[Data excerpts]

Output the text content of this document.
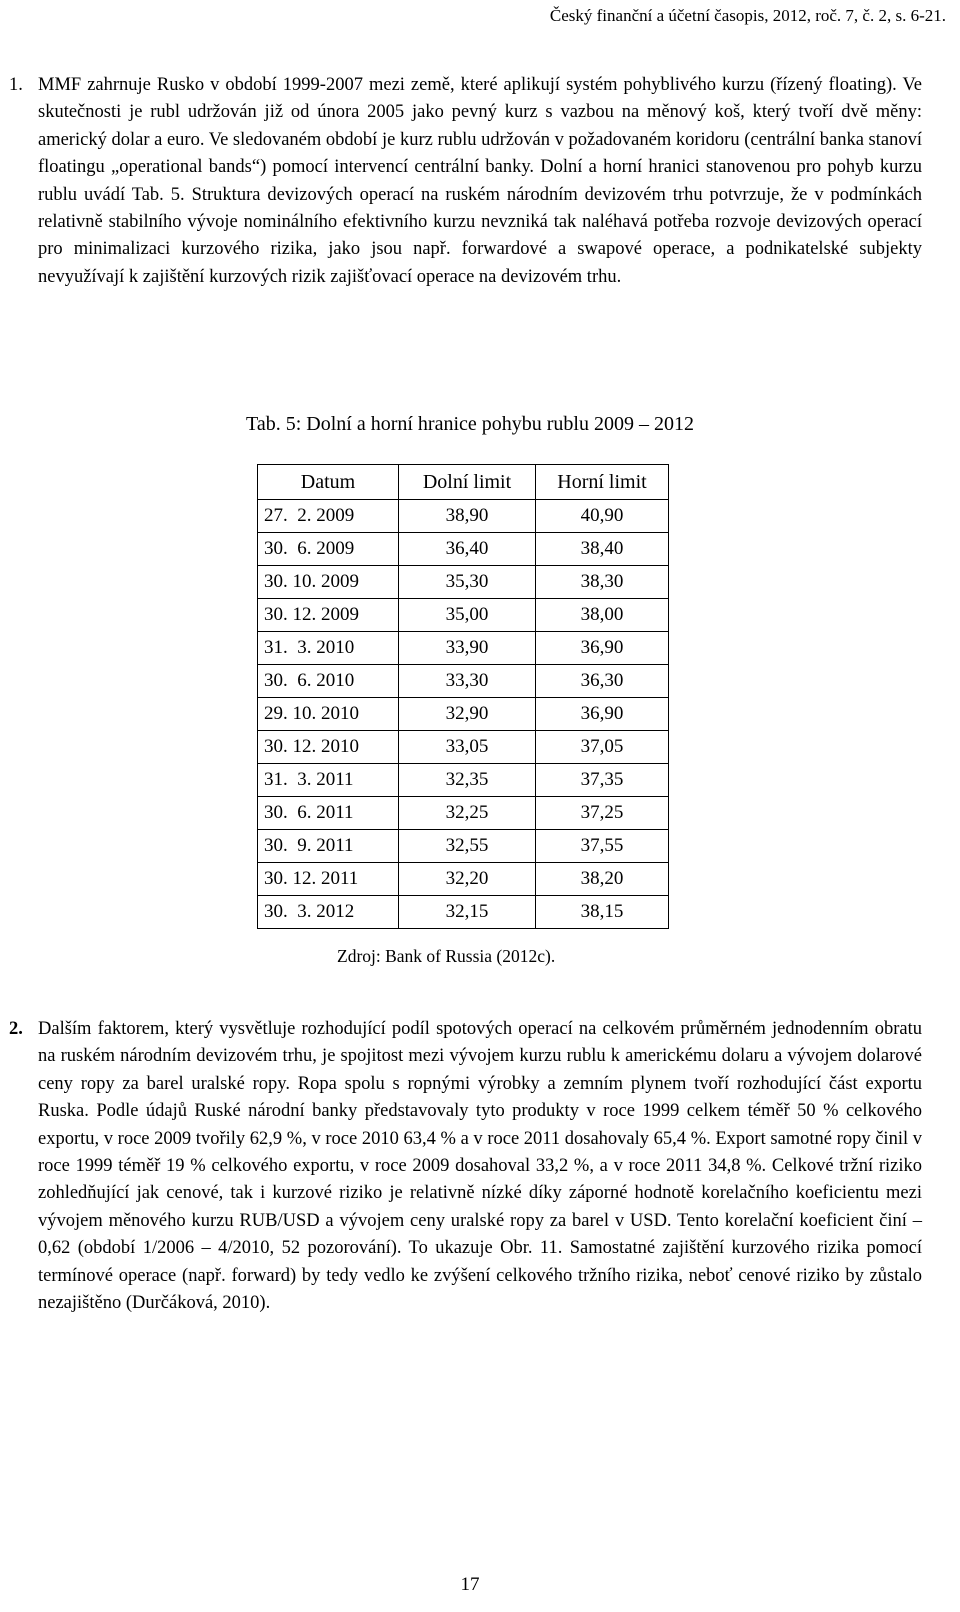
Český finanční a účetní časopis, 2012, roč. 7, č. 2, s. 6-21.
1. MMF zahrnuje Rusko v období 1999-2007 mezi země, které aplikují systém pohyblivého kurzu (řízený floating). Ve skutečnosti je rubl udržován již od února 2005 jako pevný kurz s vazbou na měnový koš, který tvoří dvě měny: americký dolar a euro. Ve sledovaném období je kurz rublu udržován v požadovaném koridoru (centrální banka stanoví floatingu „operational bands“) pomocí intervencí centrální banky. Dolní a horní hranici stanovenou pro pohyb kurzu rublu uvádí Tab. 5. Struktura devizových operací na ruském národním devizovém trhu potvrzuje, že v podmínkách relativně stabilního vývoje nominálního efektivního kurzu nevzniká tak naléhavá potřeba rozvoje devizových operací pro minimalizaci kurzového rizika, jako jsou např. forwardové a swapové operace, a podnikatelské subjekty nevyužívají k zajištění kurzových rizik zajišťovací operace na devizovém trhu.
Tab. 5: Dolní a horní hranice pohybu rublu 2009 – 2012
Datum	Dolní limit	Horní limit
27.  2. 2009	38,90	40,90
30.  6. 2009	36,40	38,40
30. 10. 2009	35,30	38,30
30. 12. 2009	35,00	38,00
31.  3. 2010	33,90	36,90
30.  6. 2010	33,30	36,30
29. 10. 2010	32,90	36,90
30. 12. 2010	33,05	37,05
31.  3. 2011	32,35	37,35
30.  6. 2011	32,25	37,25
30.  9. 2011	32,55	37,55
30. 12. 2011	32,20	38,20
30.  3. 2012	32,15	38,15
Zdroj: Bank of Russia (2012c).
2. Dalším faktorem, který vysvětluje rozhodující podíl spotových operací na celkovém průměrném jednodenním obratu na ruském národním devizovém trhu, je spojitost mezi vývojem kurzu rublu k americkému dolaru a vývojem dolarové ceny ropy za barel uralské ropy. Ropa spolu s ropnými výrobky a zemním plynem tvoří rozhodující část exportu Ruska. Podle údajů Ruské národní banky představovaly tyto produkty v roce 1999 celkem téměř 50 % celkového exportu, v roce 2009 tvořily 62,9 %, v roce 2010 63,4 % a v roce 2011 dosahovaly 65,4 %. Export samotné ropy činil v roce 1999 téměř 19 % celkového exportu, v roce 2009 dosahoval 33,2 %, a v roce 2011 34,8 %. Celkové tržní riziko zohledňující jak cenové, tak i kurzové riziko je relativně nízké díky záporné hodnotě korelačního koeficientu mezi vývojem měnového kurzu RUB/USD a vývojem ceny uralské ropy za barel v USD. Tento korelační koeficient činí –0,62 (období 1/2006 – 4/2010, 52 pozorování). To ukazuje Obr. 11. Samostatné zajištění kurzového rizika pomocí termínové operace (např. forward) by tedy vedlo ke zvýšení celkového tržního rizika, neboť cenové riziko by zůstalo nezajištěno (Durčáková, 2010).
17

### WHAT YOU HAVE TO DO
Report back each line of the entries that holds the string "Dolní".

### REPLY TO THE EXERCISE
1. MMF zahrnuje Rusko v období 1999-2007 mezi země, které aplikují systém pohyblivého kurzu (řízený floating). Ve skutečnosti je rubl udržován již od února 2005 jako pevný kurz s vazbou na měnový koš, který tvoří dvě měny: americký dolar a euro. Ve sledovaném období je kurz rublu udržován v požadovaném koridoru (centrální banka stanoví floatingu „operational bands“) pomocí intervencí centrální banky. Dolní a horní hranici stanovenou pro pohyb kurzu rublu uvádí Tab. 5. Struktura devizových operací na ruském národním devizovém trhu potvrzuje, že v podmínkách relativně stabilního vývoje nominálního efektivního kurzu nevzniká tak naléhavá potřeba rozvoje devizových operací pro minimalizaci kurzového rizika, jako jsou např. forwardové a swapové operace, a podnikatelské subjekty nevyužívají k zajištění kurzových rizik zajišťovací operace na devizovém trhu.
Tab. 5: Dolní a horní hranice pohybu rublu 2009 – 2012
Datum	Dolní limit	Horní limit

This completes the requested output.